── EXERCISE INPUTS ──

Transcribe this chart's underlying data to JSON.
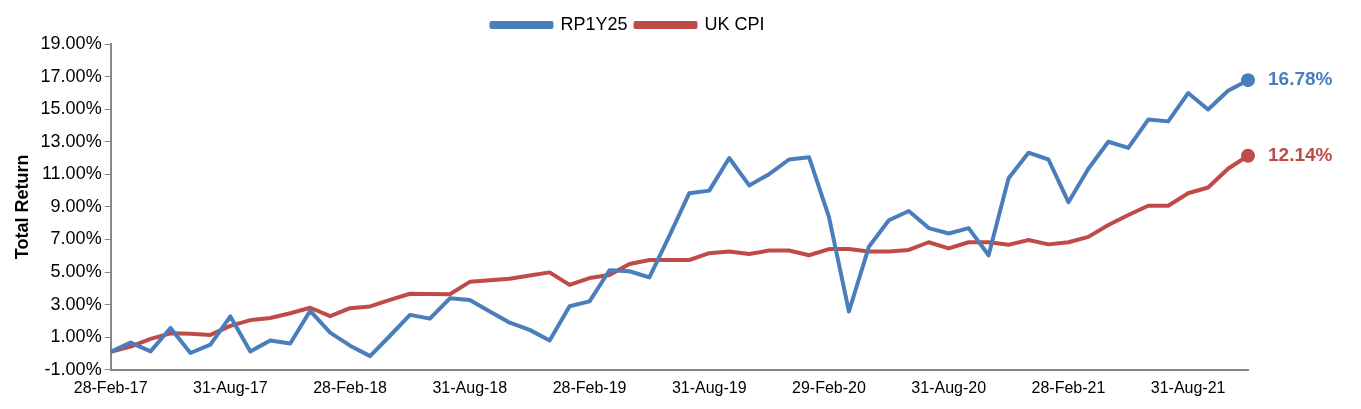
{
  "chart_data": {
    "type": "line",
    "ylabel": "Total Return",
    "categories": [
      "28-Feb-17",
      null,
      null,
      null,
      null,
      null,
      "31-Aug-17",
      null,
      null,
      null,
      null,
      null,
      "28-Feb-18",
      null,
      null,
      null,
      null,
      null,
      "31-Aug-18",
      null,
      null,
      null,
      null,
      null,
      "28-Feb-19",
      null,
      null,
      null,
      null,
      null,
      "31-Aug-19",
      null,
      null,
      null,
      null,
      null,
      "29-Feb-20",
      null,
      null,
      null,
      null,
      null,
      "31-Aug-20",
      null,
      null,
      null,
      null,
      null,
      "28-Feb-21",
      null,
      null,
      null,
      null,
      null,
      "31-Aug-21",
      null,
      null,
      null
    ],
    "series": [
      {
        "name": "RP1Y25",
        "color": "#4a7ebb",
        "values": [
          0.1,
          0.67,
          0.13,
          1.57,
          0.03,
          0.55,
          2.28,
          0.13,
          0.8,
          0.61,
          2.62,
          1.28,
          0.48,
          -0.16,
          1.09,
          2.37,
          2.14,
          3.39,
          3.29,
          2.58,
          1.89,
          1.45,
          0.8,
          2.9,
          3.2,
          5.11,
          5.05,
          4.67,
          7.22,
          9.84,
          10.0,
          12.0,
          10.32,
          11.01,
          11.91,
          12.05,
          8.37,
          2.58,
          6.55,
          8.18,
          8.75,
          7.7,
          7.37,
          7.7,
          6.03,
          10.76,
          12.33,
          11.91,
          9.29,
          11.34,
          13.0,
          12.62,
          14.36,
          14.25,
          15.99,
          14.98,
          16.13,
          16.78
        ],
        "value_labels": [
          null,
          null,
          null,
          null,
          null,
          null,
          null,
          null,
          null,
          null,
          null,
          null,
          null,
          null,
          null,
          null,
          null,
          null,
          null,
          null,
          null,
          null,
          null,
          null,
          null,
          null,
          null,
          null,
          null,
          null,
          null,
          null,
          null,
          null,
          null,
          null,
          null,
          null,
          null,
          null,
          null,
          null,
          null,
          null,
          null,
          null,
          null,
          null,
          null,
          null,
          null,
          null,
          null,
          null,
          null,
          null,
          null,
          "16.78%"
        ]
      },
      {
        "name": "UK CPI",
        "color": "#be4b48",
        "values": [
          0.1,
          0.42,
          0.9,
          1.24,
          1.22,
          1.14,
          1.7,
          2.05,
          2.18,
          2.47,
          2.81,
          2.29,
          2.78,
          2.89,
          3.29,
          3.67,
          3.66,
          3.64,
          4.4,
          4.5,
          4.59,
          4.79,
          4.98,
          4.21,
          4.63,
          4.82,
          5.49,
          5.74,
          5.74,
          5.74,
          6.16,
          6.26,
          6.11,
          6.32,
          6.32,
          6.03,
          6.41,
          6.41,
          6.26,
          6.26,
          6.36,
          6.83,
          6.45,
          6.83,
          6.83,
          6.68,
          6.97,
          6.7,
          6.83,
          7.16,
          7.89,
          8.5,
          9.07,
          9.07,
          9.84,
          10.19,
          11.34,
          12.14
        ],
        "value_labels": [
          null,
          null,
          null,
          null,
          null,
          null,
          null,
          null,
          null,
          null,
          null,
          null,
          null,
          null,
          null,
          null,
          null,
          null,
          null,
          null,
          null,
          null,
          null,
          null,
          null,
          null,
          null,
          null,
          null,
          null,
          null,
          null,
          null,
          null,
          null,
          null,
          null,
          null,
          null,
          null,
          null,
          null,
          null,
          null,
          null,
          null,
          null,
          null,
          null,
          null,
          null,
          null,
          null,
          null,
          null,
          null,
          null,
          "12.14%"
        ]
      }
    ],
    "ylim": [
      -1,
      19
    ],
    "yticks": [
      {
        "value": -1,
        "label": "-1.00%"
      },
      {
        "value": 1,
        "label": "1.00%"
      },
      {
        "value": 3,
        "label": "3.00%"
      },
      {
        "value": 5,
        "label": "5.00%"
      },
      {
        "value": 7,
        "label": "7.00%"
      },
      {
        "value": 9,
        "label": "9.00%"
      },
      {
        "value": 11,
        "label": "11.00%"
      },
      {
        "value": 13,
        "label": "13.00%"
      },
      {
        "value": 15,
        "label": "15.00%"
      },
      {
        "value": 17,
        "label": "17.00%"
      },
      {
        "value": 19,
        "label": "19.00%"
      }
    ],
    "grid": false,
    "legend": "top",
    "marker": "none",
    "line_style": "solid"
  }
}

───
── EXERCISE INPUTS ──

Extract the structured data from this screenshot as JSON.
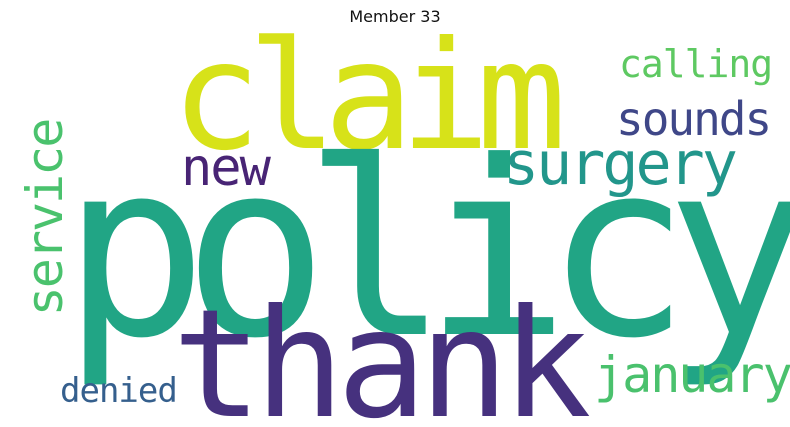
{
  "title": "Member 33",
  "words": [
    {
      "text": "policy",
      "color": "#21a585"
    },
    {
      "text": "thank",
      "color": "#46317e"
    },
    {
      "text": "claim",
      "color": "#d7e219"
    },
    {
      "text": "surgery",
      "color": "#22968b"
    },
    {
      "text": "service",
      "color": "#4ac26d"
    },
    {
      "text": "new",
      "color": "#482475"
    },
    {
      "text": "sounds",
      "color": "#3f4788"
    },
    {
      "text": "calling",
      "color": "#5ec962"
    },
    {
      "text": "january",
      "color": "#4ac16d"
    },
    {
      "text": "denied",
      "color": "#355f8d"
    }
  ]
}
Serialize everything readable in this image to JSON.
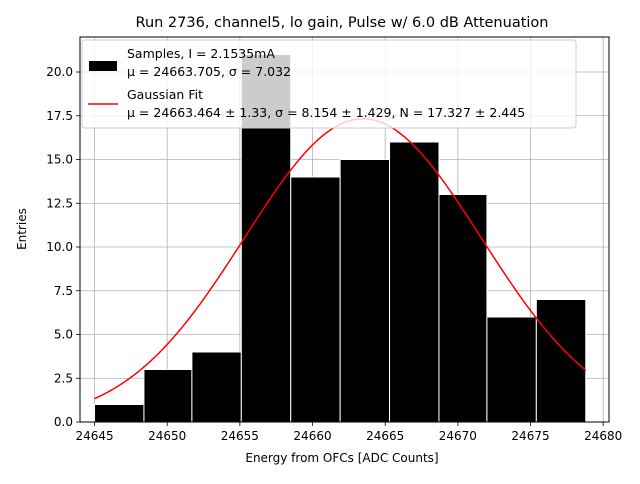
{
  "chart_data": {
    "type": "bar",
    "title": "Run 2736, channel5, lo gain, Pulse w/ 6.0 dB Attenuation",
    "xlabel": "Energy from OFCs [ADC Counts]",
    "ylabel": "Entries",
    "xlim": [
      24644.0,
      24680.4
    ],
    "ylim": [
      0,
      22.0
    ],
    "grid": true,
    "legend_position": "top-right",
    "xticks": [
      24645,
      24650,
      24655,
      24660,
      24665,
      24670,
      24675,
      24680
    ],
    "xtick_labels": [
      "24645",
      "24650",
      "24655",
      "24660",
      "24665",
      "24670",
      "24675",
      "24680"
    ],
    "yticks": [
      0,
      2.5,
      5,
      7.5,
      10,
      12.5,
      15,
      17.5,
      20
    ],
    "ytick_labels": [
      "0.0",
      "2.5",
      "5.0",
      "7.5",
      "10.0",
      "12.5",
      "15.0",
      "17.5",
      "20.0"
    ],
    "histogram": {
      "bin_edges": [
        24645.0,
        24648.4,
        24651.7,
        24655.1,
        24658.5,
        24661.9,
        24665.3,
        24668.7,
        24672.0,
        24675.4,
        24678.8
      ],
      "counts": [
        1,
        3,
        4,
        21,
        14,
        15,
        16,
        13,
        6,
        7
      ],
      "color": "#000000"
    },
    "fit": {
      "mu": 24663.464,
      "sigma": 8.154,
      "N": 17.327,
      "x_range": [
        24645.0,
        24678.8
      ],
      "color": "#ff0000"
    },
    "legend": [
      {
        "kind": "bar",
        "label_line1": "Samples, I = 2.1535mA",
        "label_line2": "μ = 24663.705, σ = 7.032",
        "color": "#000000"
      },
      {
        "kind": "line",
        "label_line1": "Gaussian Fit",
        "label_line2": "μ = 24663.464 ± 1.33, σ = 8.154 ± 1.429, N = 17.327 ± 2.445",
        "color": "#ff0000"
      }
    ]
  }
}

───
── EXERCISE INPUTS ──

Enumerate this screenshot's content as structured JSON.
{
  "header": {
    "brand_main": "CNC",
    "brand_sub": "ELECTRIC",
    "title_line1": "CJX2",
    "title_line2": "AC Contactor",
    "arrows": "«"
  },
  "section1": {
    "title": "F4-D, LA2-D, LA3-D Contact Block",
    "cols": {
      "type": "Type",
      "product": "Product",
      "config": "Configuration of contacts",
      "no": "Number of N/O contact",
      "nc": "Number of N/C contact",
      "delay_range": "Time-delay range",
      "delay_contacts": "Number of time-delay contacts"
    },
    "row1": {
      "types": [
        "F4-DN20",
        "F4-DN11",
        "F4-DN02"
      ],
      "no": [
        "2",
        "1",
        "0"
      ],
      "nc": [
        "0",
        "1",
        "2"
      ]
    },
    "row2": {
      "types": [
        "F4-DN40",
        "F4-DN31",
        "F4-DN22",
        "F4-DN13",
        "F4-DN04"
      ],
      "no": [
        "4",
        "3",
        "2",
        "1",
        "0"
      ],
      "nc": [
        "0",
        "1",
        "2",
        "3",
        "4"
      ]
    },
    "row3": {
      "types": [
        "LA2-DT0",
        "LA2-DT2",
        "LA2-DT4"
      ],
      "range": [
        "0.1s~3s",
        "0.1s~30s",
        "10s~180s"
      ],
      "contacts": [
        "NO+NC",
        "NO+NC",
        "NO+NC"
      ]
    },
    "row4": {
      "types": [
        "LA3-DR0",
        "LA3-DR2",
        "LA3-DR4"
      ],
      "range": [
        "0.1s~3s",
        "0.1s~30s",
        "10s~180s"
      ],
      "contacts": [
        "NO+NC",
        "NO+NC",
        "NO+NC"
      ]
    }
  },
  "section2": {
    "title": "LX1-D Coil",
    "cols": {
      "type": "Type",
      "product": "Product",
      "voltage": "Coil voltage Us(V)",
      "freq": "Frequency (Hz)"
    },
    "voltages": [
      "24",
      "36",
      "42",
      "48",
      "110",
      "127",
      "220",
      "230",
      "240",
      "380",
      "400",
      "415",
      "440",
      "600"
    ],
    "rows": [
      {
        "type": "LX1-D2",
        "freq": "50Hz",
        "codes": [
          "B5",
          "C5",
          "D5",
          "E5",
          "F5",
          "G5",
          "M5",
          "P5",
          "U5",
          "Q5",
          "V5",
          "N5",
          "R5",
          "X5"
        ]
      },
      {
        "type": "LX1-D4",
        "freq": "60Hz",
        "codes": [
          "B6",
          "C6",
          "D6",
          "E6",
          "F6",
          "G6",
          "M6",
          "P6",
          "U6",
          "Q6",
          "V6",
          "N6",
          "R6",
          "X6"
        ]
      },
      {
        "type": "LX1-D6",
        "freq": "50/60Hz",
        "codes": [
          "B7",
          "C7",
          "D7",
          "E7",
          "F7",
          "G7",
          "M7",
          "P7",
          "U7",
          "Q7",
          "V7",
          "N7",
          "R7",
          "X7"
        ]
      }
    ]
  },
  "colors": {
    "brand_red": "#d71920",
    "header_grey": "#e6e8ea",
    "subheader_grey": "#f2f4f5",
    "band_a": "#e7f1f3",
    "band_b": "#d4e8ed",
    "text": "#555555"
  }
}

───

TASK PROMPT — Tally the lines of the listing above that include the word "ylabel". Answer with the number alone.

SOLUTION TO THIS PROBLEM — 2